* Data for the task:

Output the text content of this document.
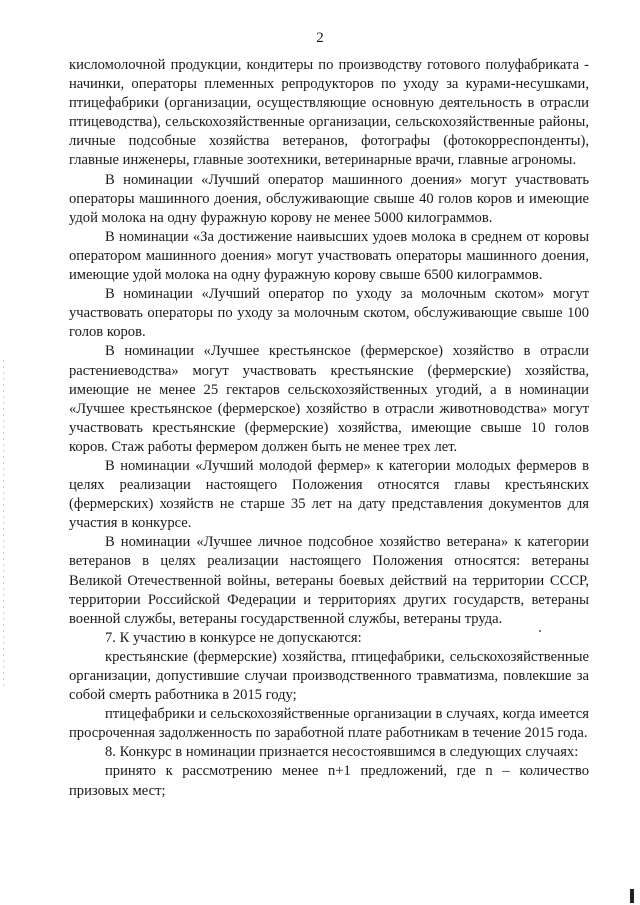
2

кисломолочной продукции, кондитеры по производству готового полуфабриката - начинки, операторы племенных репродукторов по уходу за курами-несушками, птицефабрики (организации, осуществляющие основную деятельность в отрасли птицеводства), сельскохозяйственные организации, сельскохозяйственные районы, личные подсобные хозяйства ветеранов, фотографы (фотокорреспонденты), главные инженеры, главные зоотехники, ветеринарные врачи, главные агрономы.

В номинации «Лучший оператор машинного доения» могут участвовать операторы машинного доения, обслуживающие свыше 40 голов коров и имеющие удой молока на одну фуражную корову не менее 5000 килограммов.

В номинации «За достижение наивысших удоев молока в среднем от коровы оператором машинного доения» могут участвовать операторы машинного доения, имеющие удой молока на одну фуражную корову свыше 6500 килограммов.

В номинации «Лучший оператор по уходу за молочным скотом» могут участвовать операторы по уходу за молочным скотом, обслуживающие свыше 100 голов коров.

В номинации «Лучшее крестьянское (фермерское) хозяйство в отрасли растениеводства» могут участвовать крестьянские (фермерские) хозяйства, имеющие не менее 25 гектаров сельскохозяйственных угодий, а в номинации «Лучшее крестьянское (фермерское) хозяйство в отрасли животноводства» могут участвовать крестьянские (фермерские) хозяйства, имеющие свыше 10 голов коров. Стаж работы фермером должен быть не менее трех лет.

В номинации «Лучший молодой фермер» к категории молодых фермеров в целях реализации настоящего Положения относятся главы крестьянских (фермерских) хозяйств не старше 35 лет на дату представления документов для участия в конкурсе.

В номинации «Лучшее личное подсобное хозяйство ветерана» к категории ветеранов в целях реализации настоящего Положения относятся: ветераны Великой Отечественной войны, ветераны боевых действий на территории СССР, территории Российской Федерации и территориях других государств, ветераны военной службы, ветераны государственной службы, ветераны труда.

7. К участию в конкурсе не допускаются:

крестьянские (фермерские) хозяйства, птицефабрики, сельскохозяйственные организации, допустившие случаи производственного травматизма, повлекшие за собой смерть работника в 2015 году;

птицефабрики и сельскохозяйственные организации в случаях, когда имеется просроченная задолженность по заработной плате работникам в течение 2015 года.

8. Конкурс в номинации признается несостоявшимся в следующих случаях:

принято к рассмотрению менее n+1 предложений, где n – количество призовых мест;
---
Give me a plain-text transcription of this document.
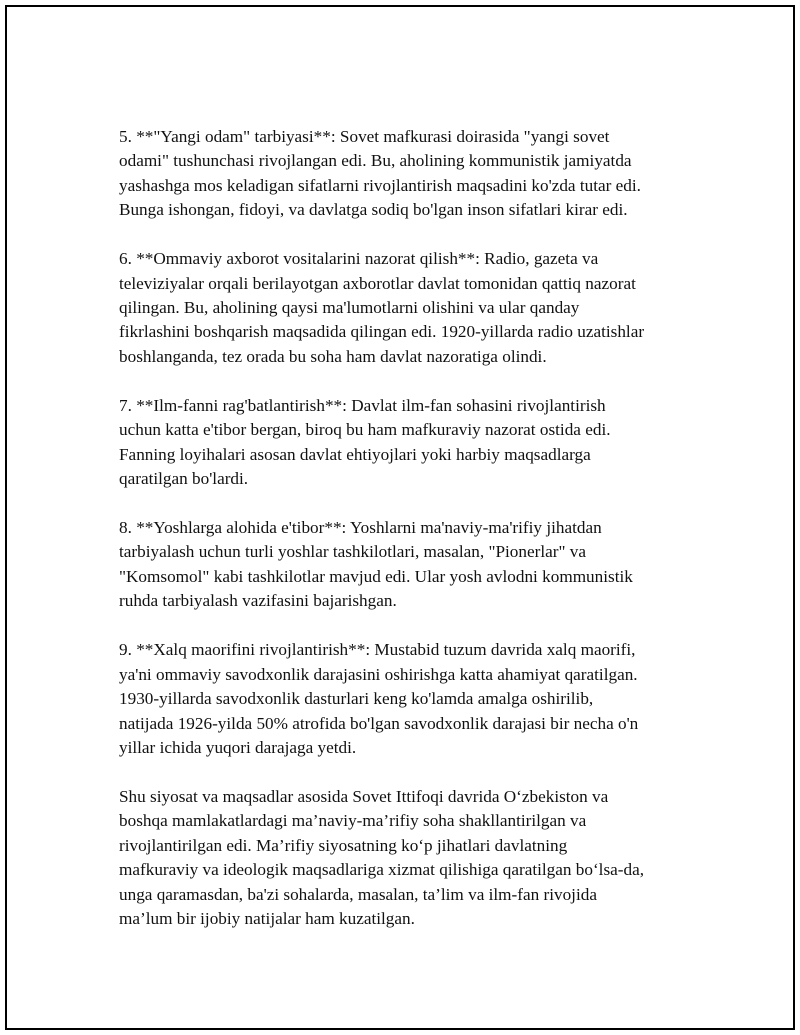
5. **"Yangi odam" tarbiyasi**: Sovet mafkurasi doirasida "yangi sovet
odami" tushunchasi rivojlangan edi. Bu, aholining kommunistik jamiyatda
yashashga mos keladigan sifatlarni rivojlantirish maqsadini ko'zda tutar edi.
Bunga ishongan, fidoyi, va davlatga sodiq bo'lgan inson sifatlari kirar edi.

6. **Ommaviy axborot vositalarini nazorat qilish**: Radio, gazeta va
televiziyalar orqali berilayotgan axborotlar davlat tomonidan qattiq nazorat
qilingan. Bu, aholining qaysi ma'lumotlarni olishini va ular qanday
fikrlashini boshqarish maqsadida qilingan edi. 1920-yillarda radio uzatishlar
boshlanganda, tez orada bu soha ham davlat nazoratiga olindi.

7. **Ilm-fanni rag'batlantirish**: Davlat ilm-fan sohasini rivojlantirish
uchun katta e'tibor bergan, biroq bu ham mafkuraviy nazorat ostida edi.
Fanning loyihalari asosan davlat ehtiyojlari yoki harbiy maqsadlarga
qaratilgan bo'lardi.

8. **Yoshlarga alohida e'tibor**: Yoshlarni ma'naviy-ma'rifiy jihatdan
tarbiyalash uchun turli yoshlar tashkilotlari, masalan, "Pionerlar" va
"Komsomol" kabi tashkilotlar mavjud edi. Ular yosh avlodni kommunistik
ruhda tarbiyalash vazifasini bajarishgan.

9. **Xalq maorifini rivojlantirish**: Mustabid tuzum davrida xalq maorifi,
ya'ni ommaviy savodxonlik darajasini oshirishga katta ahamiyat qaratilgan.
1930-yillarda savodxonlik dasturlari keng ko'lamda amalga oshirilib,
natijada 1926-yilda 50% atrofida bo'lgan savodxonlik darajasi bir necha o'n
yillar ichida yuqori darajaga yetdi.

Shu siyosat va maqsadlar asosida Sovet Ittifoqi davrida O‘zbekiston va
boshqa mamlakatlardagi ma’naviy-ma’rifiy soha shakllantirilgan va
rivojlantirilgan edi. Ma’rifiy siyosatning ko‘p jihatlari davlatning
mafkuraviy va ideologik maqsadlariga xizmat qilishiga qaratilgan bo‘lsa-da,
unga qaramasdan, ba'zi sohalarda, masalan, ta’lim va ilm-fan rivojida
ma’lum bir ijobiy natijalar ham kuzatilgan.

* Brief: Collect the lines of the records that include the string "masalan".

* Written solution:
tarbiyalash uchun turli yoshlar tashkilotlari, masalan, "Pionerlar" va
unga qaramasdan, ba'zi sohalarda, masalan, ta’lim va ilm-fan rivojida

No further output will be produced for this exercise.